Segment Open

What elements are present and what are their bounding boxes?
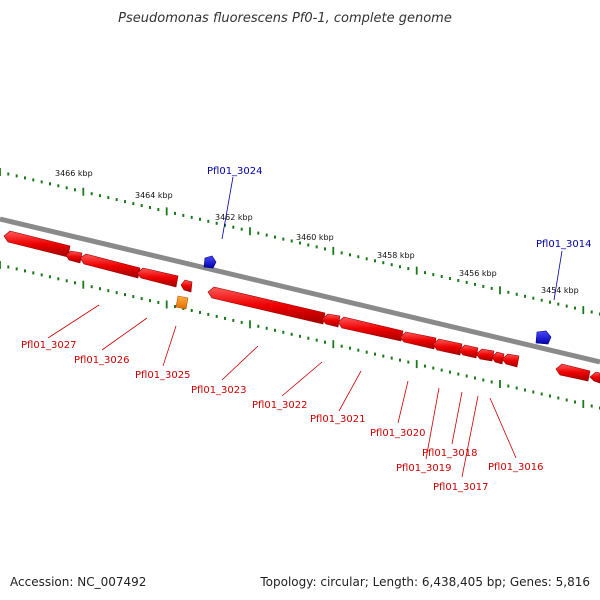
gene-arrow-3026b[interactable]	[136, 267, 179, 288]
gene-arrow-3027b[interactable]	[65, 250, 83, 264]
kbp-label-3454: 3454 kbp	[541, 286, 579, 295]
gene-arrow-3020[interactable]	[399, 331, 437, 350]
gene-label-3017[interactable]: Pfl01_3017	[433, 482, 489, 493]
gene-arrow-3027[interactable]	[3, 230, 71, 258]
leader-3022	[281, 361, 323, 397]
forward-label-leaders	[221, 176, 563, 301]
gene-arrow-3023[interactable]	[207, 286, 326, 325]
reverse-gene-track	[3, 230, 600, 384]
leader-3025	[162, 325, 177, 367]
gene-label-3024[interactable]: Pfl01_3024	[207, 166, 263, 177]
leader-3017	[461, 395, 479, 478]
leader-3019	[425, 387, 440, 460]
kbp-label-3462: 3462 kbp	[215, 213, 253, 222]
gene-label-3018[interactable]: Pfl01_3018	[422, 448, 478, 459]
gene-label-3025[interactable]: Pfl01_3025	[135, 370, 191, 381]
gene-arrow-3016[interactable]	[501, 353, 520, 368]
gene-label-3022[interactable]: Pfl01_3022	[252, 400, 308, 411]
leader-3016	[489, 397, 517, 459]
leader-3018	[451, 391, 463, 445]
gene-arrow-3014[interactable]	[535, 330, 552, 345]
leader-3026	[101, 317, 148, 351]
gene-arrow-edge[interactable]	[589, 371, 600, 384]
reverse-label-leaders	[47, 304, 517, 478]
leader-3023	[221, 345, 259, 381]
gene-label-3027[interactable]: Pfl01_3027	[21, 340, 77, 351]
gene-label-3026[interactable]: Pfl01_3026	[74, 355, 130, 366]
genome-backbone	[0, 216, 600, 365]
gene-label-3019[interactable]: Pfl01_3019	[396, 463, 452, 474]
gene-arrow-3019[interactable]	[432, 338, 463, 356]
gene-arrow-3025a[interactable]	[180, 279, 193, 293]
outer-tick-ring	[0, 168, 600, 316]
kbp-label-3458: 3458 kbp	[377, 251, 415, 260]
leader-3027	[47, 304, 100, 339]
gene-label-3023[interactable]: Pfl01_3023	[191, 385, 247, 396]
reverse-gene-labels: Pfl01_3027 Pfl01_3026 Pfl01_3025 Pfl01_3…	[21, 340, 544, 493]
leader-3024	[221, 176, 234, 240]
kbp-label-3460: 3460 kbp	[296, 233, 334, 242]
leader-3021	[338, 370, 362, 412]
gene-arrow-3021[interactable]	[337, 316, 404, 342]
gene-arrow-3026[interactable]	[79, 253, 141, 279]
map-title: Pseudomonas fluorescens Pf0-1, complete …	[118, 11, 452, 26]
rna-gene-3025[interactable]	[175, 295, 189, 310]
gene-label-3016[interactable]: Pfl01_3016	[488, 462, 544, 473]
leader-3014	[553, 250, 563, 301]
forward-gene-track	[203, 255, 552, 345]
kbp-label-3466: 3466 kbp	[55, 169, 93, 178]
gene-label-3020[interactable]: Pfl01_3020	[370, 428, 426, 439]
gene-label-3014[interactable]: Pfl01_3014	[536, 239, 592, 250]
kbp-labels: 3466 kbp 3464 kbp 3462 kbp 3460 kbp 3458…	[55, 169, 579, 295]
accession-text: Accession: NC_007492	[10, 575, 146, 589]
gene-arrow-3017b[interactable]	[491, 351, 505, 365]
gene-arrow-3022[interactable]	[321, 313, 341, 328]
leader-3020	[397, 380, 409, 424]
genome-summary-text: Topology: circular; Length: 6,438,405 bp…	[259, 575, 590, 589]
inner-tick-ring	[0, 261, 600, 410]
gene-arrow-3024[interactable]	[203, 255, 217, 269]
kbp-label-3464: 3464 kbp	[135, 191, 173, 200]
kbp-label-3456: 3456 kbp	[459, 269, 497, 278]
gene-arrow-3017[interactable]	[475, 348, 495, 362]
gene-arrow-3015[interactable]	[555, 363, 591, 382]
gene-label-3021[interactable]: Pfl01_3021	[310, 414, 366, 425]
gene-arrow-3018[interactable]	[458, 344, 479, 359]
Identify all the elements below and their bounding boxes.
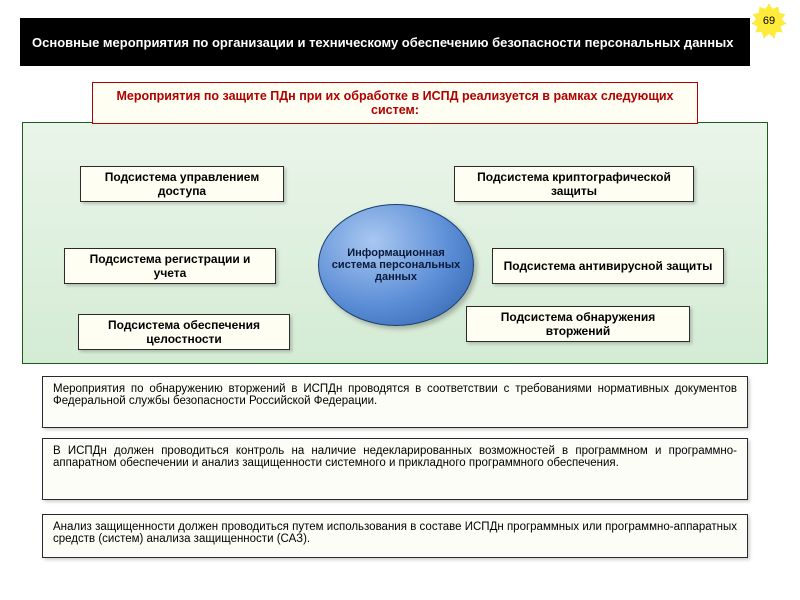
note-2: В ИСПДн должен проводиться контроль на н… [42, 438, 748, 500]
box-antivirus-label: Подсистема антивирусной защиты [504, 259, 713, 273]
note-3: Анализ защищенности должен проводиться п… [42, 514, 748, 558]
box-crypto-label: Подсистема криптографической защиты [465, 170, 683, 198]
page-number-badge: 69 [752, 4, 786, 38]
box-intrusion: Подсистема обнаружения вторжений [466, 306, 690, 342]
slide-header: Основные мероприятия по организации и те… [20, 18, 750, 66]
box-registration: Подсистема регистрации и учета [64, 248, 276, 284]
center-circle: Информационная система персональных данн… [318, 204, 474, 326]
box-registration-label: Подсистема регистрации и учета [75, 252, 265, 280]
note-1-text: Мероприятия по обнаружению вторжений в И… [53, 383, 737, 407]
box-access: Подсистема управлением доступа [80, 166, 284, 202]
box-integrity-label: Подсистема обеспечения целостности [89, 318, 279, 346]
box-crypto: Подсистема криптографической защиты [454, 166, 694, 202]
box-access-label: Подсистема управлением доступа [91, 170, 273, 198]
systems-title-text: Мероприятия по защите ПДн при их обработ… [101, 89, 689, 117]
note-3-text: Анализ защищенности должен проводиться п… [53, 521, 737, 545]
systems-title-box: Мероприятия по защите ПДн при их обработ… [92, 82, 698, 124]
page-number: 69 [763, 15, 775, 27]
note-1: Мероприятия по обнаружению вторжений в И… [42, 376, 748, 428]
box-antivirus: Подсистема антивирусной защиты [492, 248, 724, 284]
box-integrity: Подсистема обеспечения целостности [78, 314, 290, 350]
slide-title: Основные мероприятия по организации и те… [32, 35, 733, 50]
note-2-text: В ИСПДн должен проводиться контроль на н… [53, 445, 737, 469]
box-intrusion-label: Подсистема обнаружения вторжений [477, 310, 679, 338]
center-circle-label: Информационная система персональных данн… [327, 247, 465, 283]
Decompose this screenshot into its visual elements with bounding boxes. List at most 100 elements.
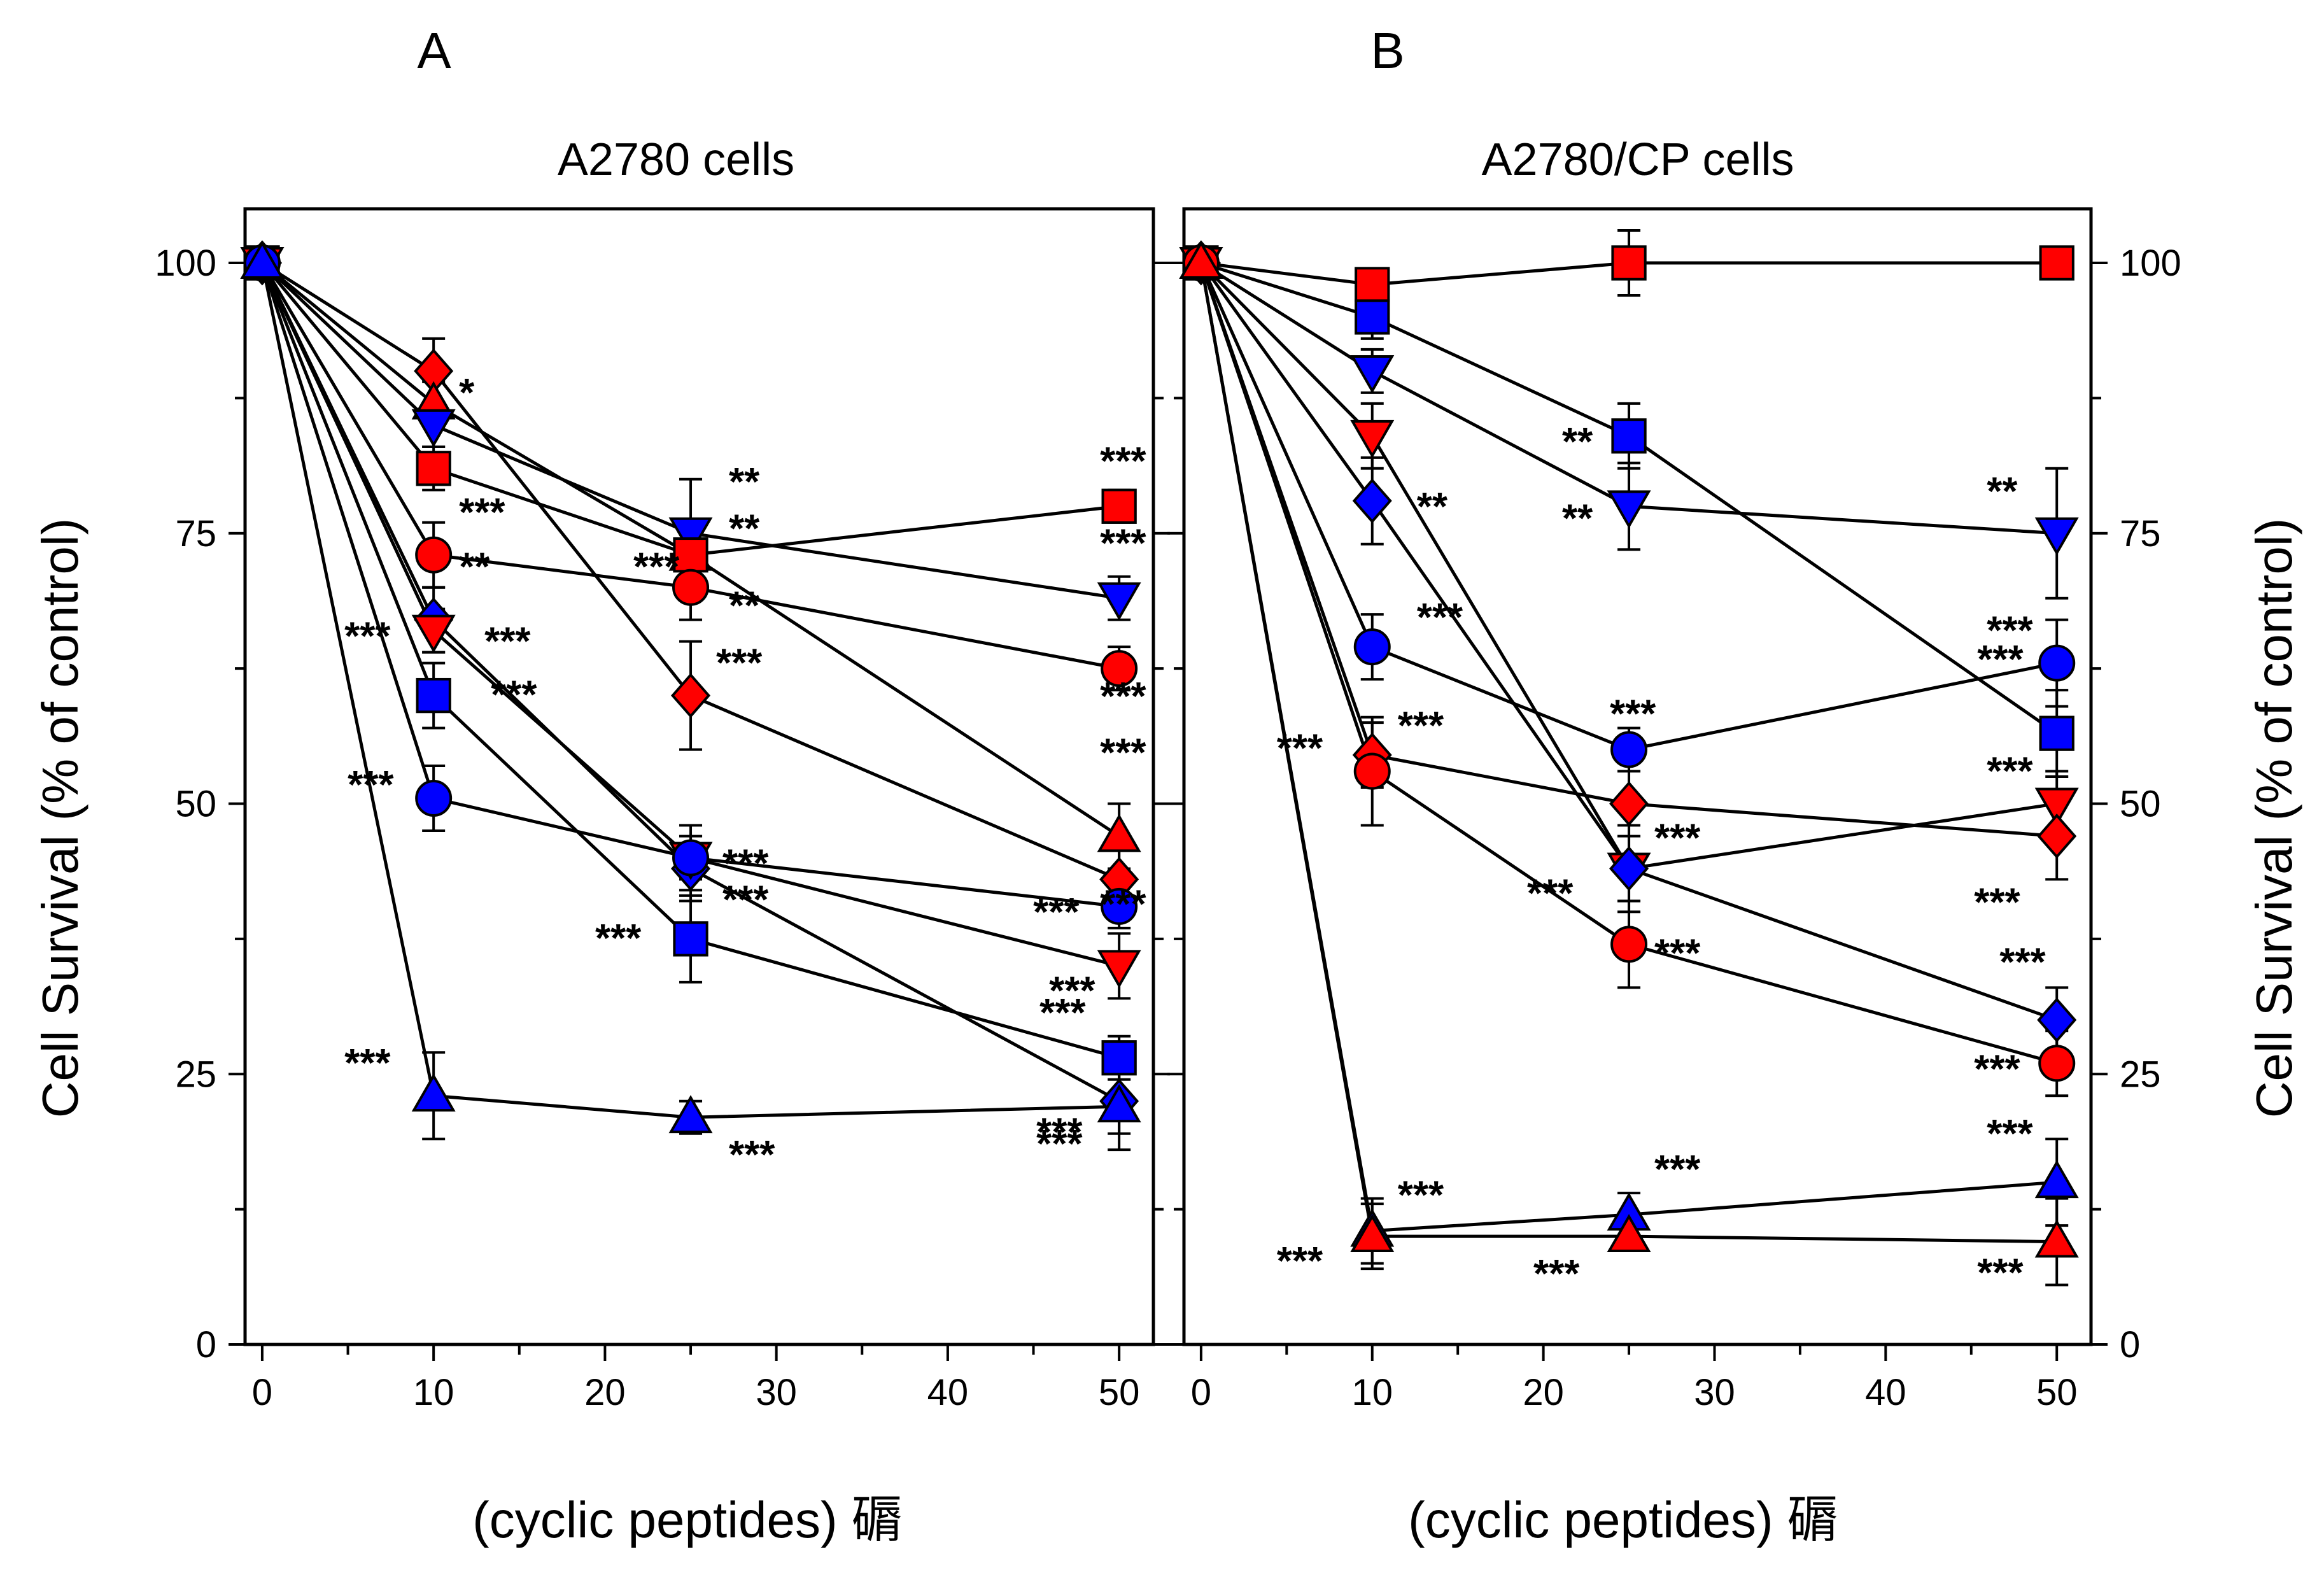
data-point-blue-down-triangle [1350, 355, 1395, 393]
data-point-blue-circle [415, 780, 453, 817]
data-point-blue-circle [1101, 887, 1138, 925]
significance-label: *** [1987, 609, 2033, 653]
panel-a-x-axis-title: (cyclic peptides) 磭 [472, 1492, 903, 1548]
significance-label: ** [1562, 420, 1593, 464]
panel-b-title: A2780/CP cells [1482, 134, 1794, 185]
series-line-blue-down-triangle [1200, 261, 2057, 535]
series-line-blue-square [1201, 261, 2058, 735]
significance-label: *** [1033, 891, 1080, 935]
significance-label: *** [1974, 880, 2020, 924]
x-tick-label: 20 [1523, 1372, 1564, 1413]
data-point-blue-up-triangle [1097, 1084, 1141, 1123]
data-point-blue-diamond [1609, 846, 1649, 891]
data-point-red-down-triangle [2034, 787, 2079, 826]
panel-b-letter: B [1370, 22, 1404, 79]
data-point-red-up-triangle [1607, 1214, 1651, 1253]
significance-label: *** [722, 878, 769, 922]
data-point-blue-square [1355, 299, 1390, 335]
series-line-blue-up-triangle [260, 262, 1120, 1119]
series-line-red-square [261, 262, 1120, 557]
significance-label: *** [1977, 1252, 2024, 1295]
x-tick-label: 10 [1351, 1372, 1393, 1413]
significance-label: *** [729, 1133, 775, 1177]
data-point-blue-square [673, 921, 708, 957]
significance-label: *** [595, 917, 642, 961]
data-point-red-up-triangle [2034, 1219, 2079, 1258]
panel-a-title: A2780 cells [558, 134, 794, 185]
significance-label: *** [1100, 731, 1146, 775]
data-point-red-down-triangle [1350, 420, 1395, 458]
data-point-red-square [1355, 267, 1390, 302]
data-point-red-down-triangle [1097, 950, 1141, 989]
significance-label: *** [1049, 969, 1095, 1013]
data-point-blue-square [1101, 1040, 1137, 1076]
data-point-red-square [416, 451, 451, 486]
panel-b: B A2780/CP cells (cyclic peptides) 磭 Cel… [1167, 22, 2302, 1548]
significance-label: *** [1999, 940, 2046, 984]
x-tick-label: 30 [756, 1372, 797, 1413]
significance-label: *** [1277, 727, 1323, 771]
panel-b-y-axis-title: Cell Survival (% of control) [2246, 518, 2302, 1118]
data-point-red-circle [1101, 650, 1138, 688]
data-point-blue-circle [1353, 628, 1391, 666]
significance-label: *** [633, 546, 680, 589]
significance-label: *** [1398, 704, 1444, 748]
series-line-red-down-triangle [1200, 262, 2057, 871]
significance-label: ** [729, 507, 760, 551]
significance-label: *** [1533, 1252, 1580, 1296]
significance-label: *** [484, 620, 531, 664]
significance-label: *** [1277, 1239, 1323, 1283]
significance-label: *** [1654, 1148, 1701, 1192]
x-tick-label: 40 [927, 1372, 969, 1413]
series-line-red-square [1201, 261, 2057, 286]
data-point-blue-circle [1610, 731, 1648, 768]
significance-label: *** [1987, 750, 2033, 794]
data-point-blue-diamond [2037, 997, 2077, 1043]
x-tick-label: 30 [1694, 1372, 1735, 1413]
significance-label: *** [1654, 817, 1701, 861]
y-tick-label: 100 [2120, 243, 2181, 284]
panel-a: A A2780 cells (cyclic peptides) 磭 Cell S… [32, 22, 1170, 1548]
significance-label: *** [1977, 638, 2024, 682]
significance-label: *** [1100, 882, 1146, 926]
data-point-red-circle [672, 568, 710, 606]
significance-label: * [459, 371, 475, 415]
series-line-blue-square [260, 262, 1120, 1060]
panel-b-x-axis-title: (cyclic peptides) 磭 [1408, 1492, 1838, 1548]
y-tick-label: 50 [175, 784, 216, 825]
series-line-red-diamond [261, 261, 1120, 881]
x-tick-label: 20 [584, 1372, 626, 1413]
significance-label: *** [1100, 522, 1146, 566]
significance-label: ** [1562, 497, 1593, 540]
significance-label: *** [1398, 1174, 1444, 1218]
significance-label: *** [1039, 991, 1086, 1035]
panel-a-y-axis-title: Cell Survival (% of control) [32, 518, 88, 1118]
data-point-blue-square [1611, 418, 1647, 454]
data-point-red-square [1611, 245, 1647, 281]
x-tick-label: 40 [1865, 1372, 1906, 1413]
significance-label: ** [729, 460, 760, 504]
significance-label: *** [1100, 439, 1146, 483]
y-tick-label: 0 [196, 1324, 216, 1365]
y-tick-label: 25 [2120, 1054, 2161, 1095]
significance-label: *** [1654, 931, 1701, 975]
significance-label: *** [1036, 1111, 1083, 1155]
significance-label: *** [1610, 693, 1656, 737]
x-tick-label: 50 [1099, 1372, 1140, 1413]
significance-label: ** [459, 546, 490, 589]
significance-label: *** [344, 615, 391, 659]
data-point-blue-down-triangle [1097, 582, 1141, 621]
significance-label: ** [1417, 485, 1448, 529]
data-point-red-square [1101, 488, 1137, 524]
series-line-red-diamond [1199, 262, 2057, 838]
data-point-blue-up-triangle [668, 1095, 713, 1134]
series-line-blue-diamond [1199, 262, 2058, 1022]
data-point-red-up-triangle [1350, 1214, 1395, 1253]
series-line-red-up-triangle [1199, 262, 2057, 1244]
data-point-red-down-triangle [411, 614, 456, 653]
x-tick-label: 50 [2036, 1372, 2078, 1413]
y-tick-label: 75 [2120, 513, 2161, 554]
data-point-blue-circle [2038, 644, 2076, 682]
significance-label: *** [459, 491, 505, 535]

Segment Closed

Task brief –
Read the lines above. Gather those in which the string "center" is found.

Task output –
center-circle: Информационная система персональных данн… [318, 204, 474, 326]
center-circle-label: Информационная система персональных данн… [327, 247, 465, 283]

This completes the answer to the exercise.